Work required:
Copy every entry exactly.

Task input:
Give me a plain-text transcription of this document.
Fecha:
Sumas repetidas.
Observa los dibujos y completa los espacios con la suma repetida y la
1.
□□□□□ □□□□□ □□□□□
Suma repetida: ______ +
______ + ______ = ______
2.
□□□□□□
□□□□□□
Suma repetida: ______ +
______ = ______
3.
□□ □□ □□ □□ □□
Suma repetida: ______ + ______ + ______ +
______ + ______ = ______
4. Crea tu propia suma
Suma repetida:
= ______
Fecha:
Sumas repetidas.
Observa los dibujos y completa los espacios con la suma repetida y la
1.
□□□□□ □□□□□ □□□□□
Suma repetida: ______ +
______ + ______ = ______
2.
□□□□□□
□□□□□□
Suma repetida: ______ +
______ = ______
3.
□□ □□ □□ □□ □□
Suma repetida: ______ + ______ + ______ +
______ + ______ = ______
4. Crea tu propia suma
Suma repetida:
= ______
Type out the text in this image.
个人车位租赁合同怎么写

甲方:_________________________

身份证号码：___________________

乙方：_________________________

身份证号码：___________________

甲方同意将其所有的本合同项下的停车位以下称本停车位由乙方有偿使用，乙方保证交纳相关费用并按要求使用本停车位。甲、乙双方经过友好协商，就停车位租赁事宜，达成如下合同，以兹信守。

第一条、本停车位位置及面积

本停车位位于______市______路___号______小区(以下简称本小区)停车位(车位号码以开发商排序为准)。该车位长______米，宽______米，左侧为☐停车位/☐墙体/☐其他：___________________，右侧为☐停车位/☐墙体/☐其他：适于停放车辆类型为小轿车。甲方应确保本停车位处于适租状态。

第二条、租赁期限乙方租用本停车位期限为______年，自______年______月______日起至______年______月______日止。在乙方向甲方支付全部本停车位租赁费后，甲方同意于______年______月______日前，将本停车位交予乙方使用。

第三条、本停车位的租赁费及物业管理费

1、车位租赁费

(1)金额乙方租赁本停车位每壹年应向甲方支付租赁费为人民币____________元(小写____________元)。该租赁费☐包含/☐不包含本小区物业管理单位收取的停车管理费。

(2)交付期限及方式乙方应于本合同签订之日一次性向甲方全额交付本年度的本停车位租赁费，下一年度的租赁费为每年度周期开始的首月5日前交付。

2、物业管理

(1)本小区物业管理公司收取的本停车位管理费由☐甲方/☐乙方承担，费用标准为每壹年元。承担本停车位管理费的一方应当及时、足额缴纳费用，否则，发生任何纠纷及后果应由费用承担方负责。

Answer to this exercise:
Give me a plain-text transcription of this document.
Fecha:
Sumas repetidas.
Observa los dibujos y completa los espacios con la suma repetida y la
1.
□□□□□ □□□□□ □□□□□
Suma repetida: ______ +
______ + ______ = ______
2.
□□□□□□
□□□□□□
Suma repetida: ______ +
______ = ______
3.
□□ □□ □□ □□ □□
Suma repetida: ______ + ______ + ______ +
______ + ______ = ______
4. Crea tu propia suma
Suma repetida:
= ______
Fecha:
Sumas repetidas.
Observa los dibujos y completa los espacios con la suma repetida y la
1.
□□□□□ □□□□□ □□□□□
Suma repetida: ______ +
______ + ______ = ______
2.
□□□□□□
□□□□□□
Suma repetida: ______ +
______ = ______
3.
□□ □□ □□ □□ □□
Suma repetida: ______ + ______ + ______ +
______ + ______ = ______
4. Crea tu propia suma
Suma repetida:
= ______
Type out the text in this image.
个人车位租赁合同怎么写

甲方:_________________________

身份证号码：___________________

乙方：_________________________

身份证号码：___________________

甲方同意将其所有的本合同项下的停车位以下称本停车位由乙方有偿使用，乙方保证交纳相关费用并按要求使用本停车位。甲、乙双方经过友好协商，就停车位租赁事宜，达成如下合同，以兹信守。

第一条、本停车位位置及面积

本停车位位于______市______路___号______小区(以下简称本小区)停车位(车位号码以开发商排序为准)。该车位长______米，宽______米，左侧为☐停车位/☐墙体/☐其他：___________________，右侧为☐停车位/☐墙体/☐其他：适于停放车辆类型为小轿车。甲方应确保本停车位处于适租状态。

第二条、租赁期限乙方租用本停车位期限为______年，自______年______月______日起至______年______月______日止。在乙方向甲方支付全部本停车位租赁费后，甲方同意于______年______月______日前，将本停车位交予乙方使用。

第三条、本停车位的租赁费及物业管理费

1、车位租赁费

(1)金额乙方租赁本停车位每壹年应向甲方支付租赁费为人民币____________元(小写____________元)。该租赁费☐包含/☐不包含本小区物业管理单位收取的停车管理费。

(2)交付期限及方式乙方应于本合同签订之日一次性向甲方全额交付本年度的本停车位租赁费，下一年度的租赁费为每年度周期开始的首月5日前交付。

2、物业管理

(1)本小区物业管理公司收取的本停车位管理费由☐甲方/☐乙方承担，费用标准为每壹年元。承担本停车位管理费的一方应当及时、足额缴纳费用，否则，发生任何纠纷及后果应由费用承担方负责。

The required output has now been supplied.